• _Short exercise_
Collect all the lines that mention the word "Wings".

• _Supplied material_
......

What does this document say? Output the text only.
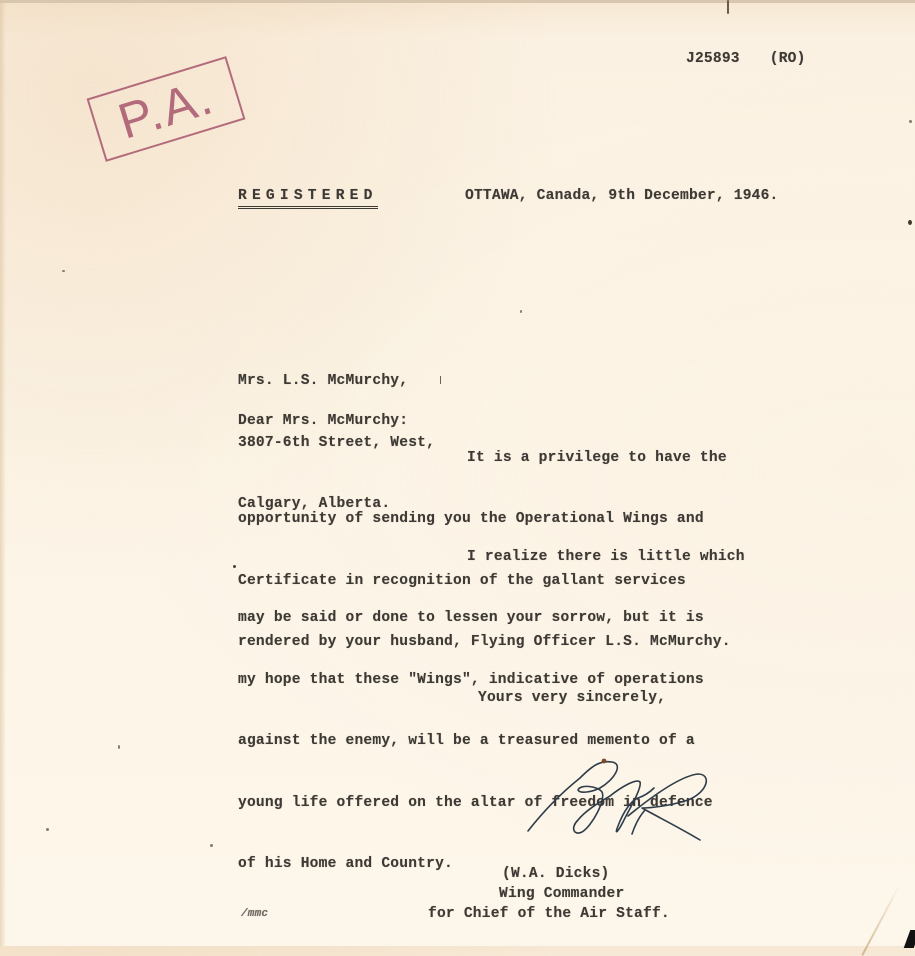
J25893 (RO)
P.A.
REGISTERED	OTTAWA, Canada, 9th December, 1946.

Mrs. L.S. McMurchy,

3807-6th Street, West,

Calgary, Alberta.

Dear Mrs. McMurchy:
It is a privilege to have the

opportunity of sending you the Operational Wings and

Certificate in recognition of the gallant services

rendered by your husband, Flying Officer L.S. McMurchy.

I realize there is little which

may be said or done to lessen your sorrow, but it is

my hope that these "Wings", indicative of operations

against the enemy, will be a treasured memento of a

young life offered on the altar of freedom in defence

of his Home and Country.

Yours very sincerely,
(W.A. Dicks)
Wing Commander
for Chief of the Air Staff.
/mmc
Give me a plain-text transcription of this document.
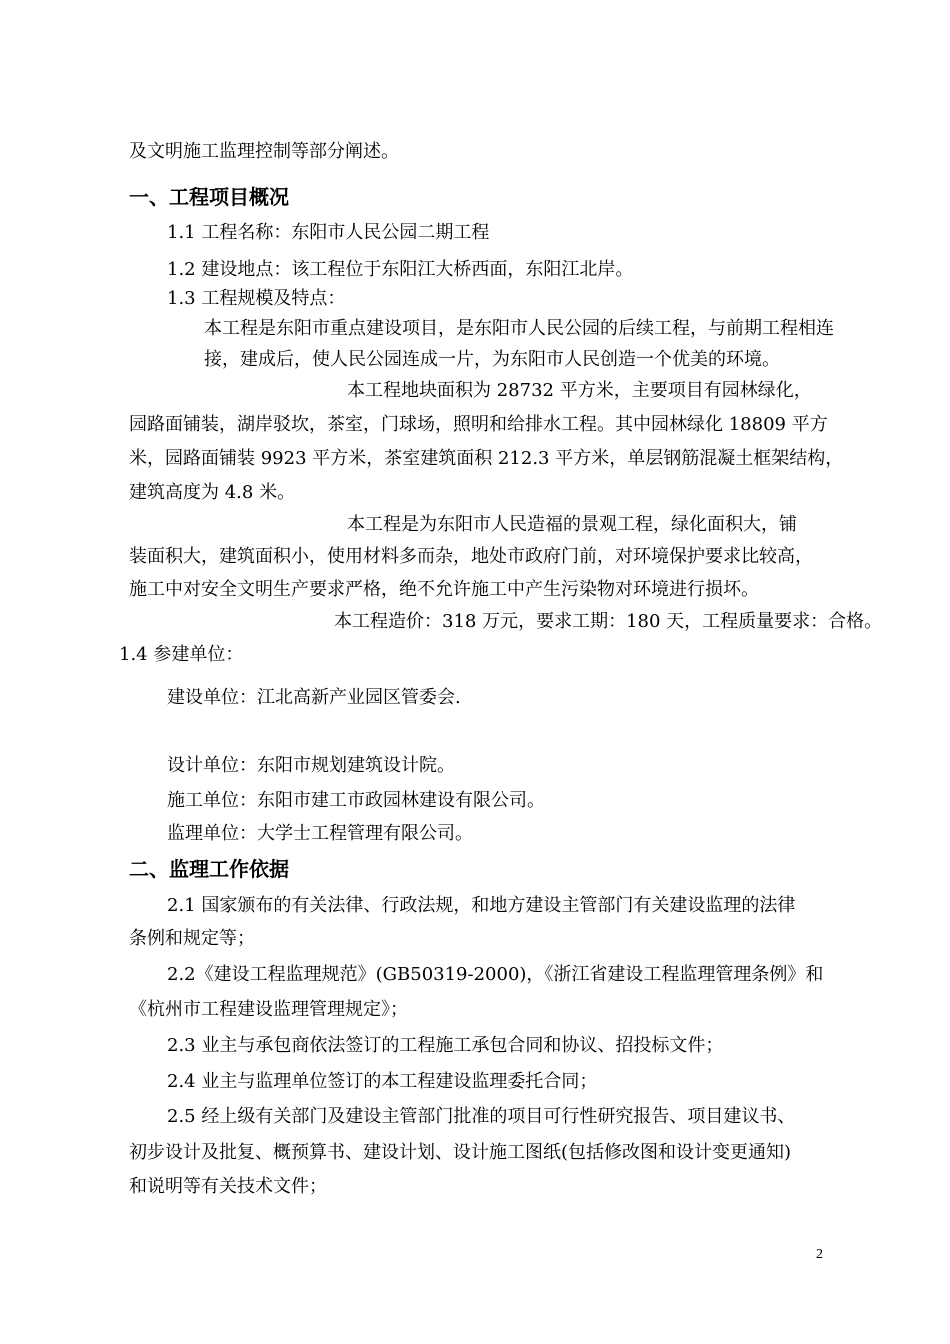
及文明施工监理控制等部分阐述。
一、工程项目概况
1.1 工程名称：东阳市人民公园二期工程
1.2 建设地点：该工程位于东阳江大桥西面，东阳江北岸。
1.3 工程规模及特点：
本工程是东阳市重点建设项目，是东阳市人民公园的后续工程，与前期工程相连
接，建成后，使人民公园连成一片，为东阳市人民创造一个优美的环境。
本工程地块面积为 28732 平方米，主要项目有园林绿化，
园路面铺装，湖岸驳坎，茶室，门球场，照明和给排水工程。其中园林绿化 18809 平方
米，园路面铺装 9923 平方米，茶室建筑面积 212.3 平方米，单层钢筋混凝土框架结构，
建筑高度为 4.8 米。
本工程是为东阳市人民造福的景观工程，绿化面积大，铺
装面积大，建筑面积小，使用材料多而杂，地处市政府门前，对环境保护要求比较高，
施工中对安全文明生产要求严格，绝不允许施工中产生污染物对环境进行损坏。
本工程造价：318 万元，要求工期：180 天，工程质量要求：合格。
1.4 参建单位：
建设单位：江北高新产业园区管委会.
设计单位：东阳市规划建筑设计院。
施工单位：东阳市建工市政园林建设有限公司。
监理单位：大学士工程管理有限公司。
二、监理工作依据
2.1 国家颁布的有关法律、行政法规，和地方建设主管部门有关建设监理的法律
条例和规定等；
2.2《建设工程监理规范》(GB50319-2000)，《浙江省建设工程监理管理条例》和
《杭州市工程建设监理管理规定》；
2.3 业主与承包商依法签订的工程施工承包合同和协议、招投标文件；
2.4 业主与监理单位签订的本工程建设监理委托合同；
2.5 经上级有关部门及建设主管部门批准的项目可行性研究报告、项目建议书、
初步设计及批复、概预算书、建设计划、设计施工图纸(包括修改图和设计变更通知)
和说明等有关技术文件；
2
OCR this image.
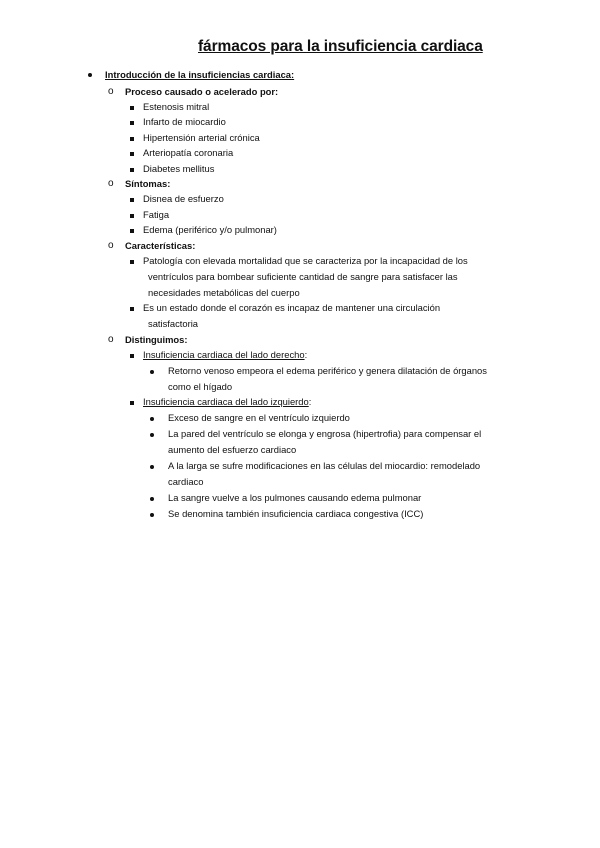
fármacos para la insuficiencia cardiaca
Introducción de la insuficiencias cardiaca:
o Proceso causado o acelerado por:
Estenosis mitral
Infarto de miocardio
Hipertensión arterial crónica
Arteriopatía coronaria
Diabetes mellitus
o Síntomas:
Disnea de esfuerzo
Fatiga
Edema (periférico y/o pulmonar)
o Características:
Patología con elevada mortalidad que se caracteriza por la incapacidad de los
ventrículos para bombear suficiente cantidad de sangre para satisfacer las
necesidades metabólicas del cuerpo
Es un estado donde el corazón es incapaz de mantener una circulación
satisfactoria
o Distinguimos:
Insuficiencia cardiaca del lado derecho:
Retorno venoso empeora el edema periférico y genera dilatación de órganos
como el hígado
Insuficiencia cardiaca del lado izquierdo:
Exceso de sangre en el ventrículo izquierdo
La pared del ventrículo se elonga y engrosa (hipertrofia) para compensar el
aumento del esfuerzo cardiaco
A la larga se sufre modificaciones en las células del miocardio: remodelado
cardiaco
La sangre vuelve a los pulmones causando edema pulmonar
Se denomina también insuficiencia cardiaca congestiva (ICC)
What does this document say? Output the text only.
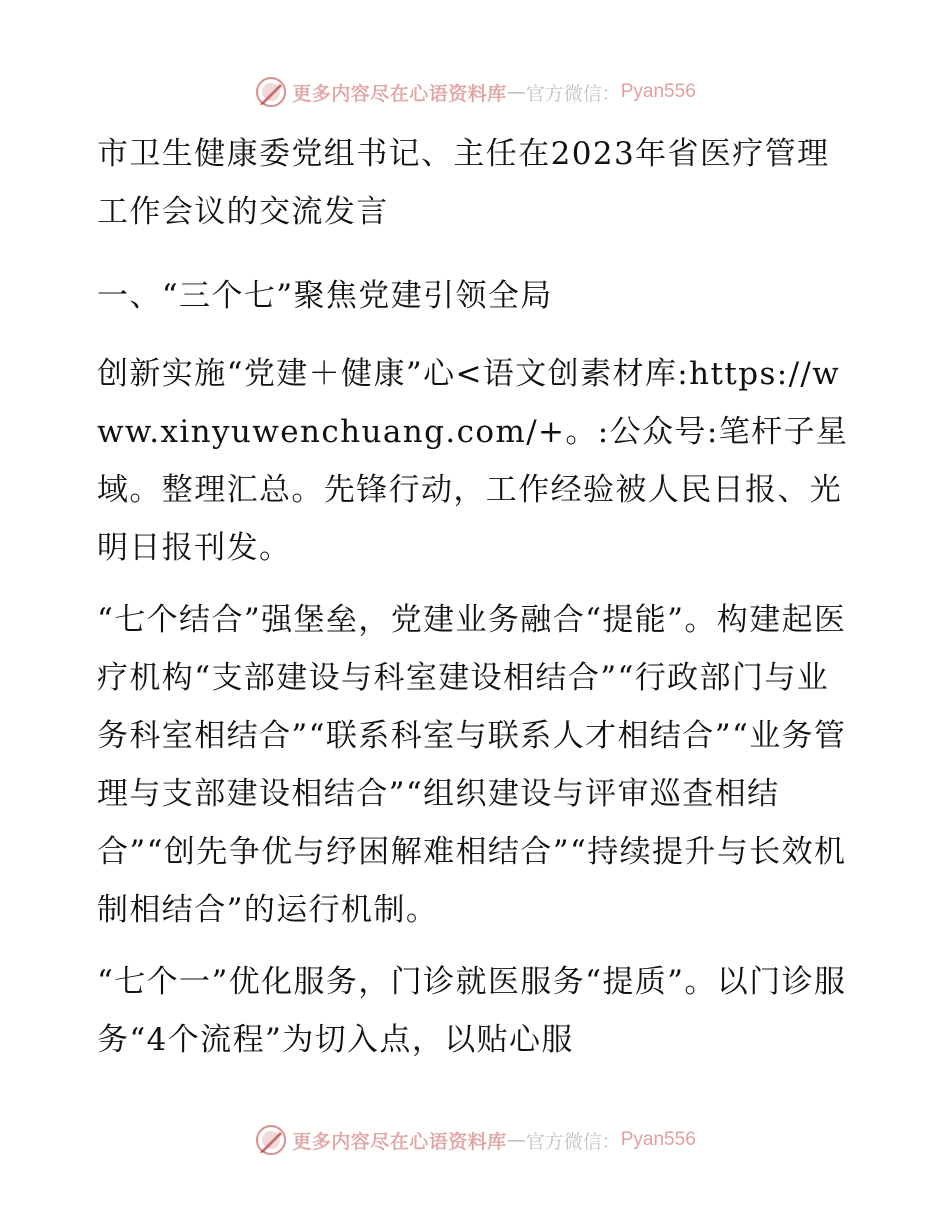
更多内容尽在心语资料库 — 官方微信： Pyan556

市卫生健康委党组书记、主任在2023年省医疗管理工作会议的交流发言

一、“三个七”聚焦党建引领全局

创新实施“党建＋健康”心<语文创素材库:https://www.xinyuwenchuang.com/+。:公众号:笔杆子星域。整理汇总。先锋行动，工作经验被人民日报、光明日报刊发。

“七个结合”强堡垒，党建业务融合“提能”。构建起医疗机构“支部建设与科室建设相结合”“行政部门与业务科室相结合”“联系科室与联系人才相结合”“业务管理与支部建设相结合”“组织建设与评审巡查相结合”“创先争优与纾困解难相结合”“持续提升与长效机制相结合”的运行机制。

“七个一”优化服务，门诊就医服务“提质”。以门诊服务“4个流程”为切入点，以贴心服

更多内容尽在心语资料库 — 官方微信： Pyan556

......

• _Final result_
opportunity of sending you the Operational Wings and
my hope that these "Wings", indicative of operations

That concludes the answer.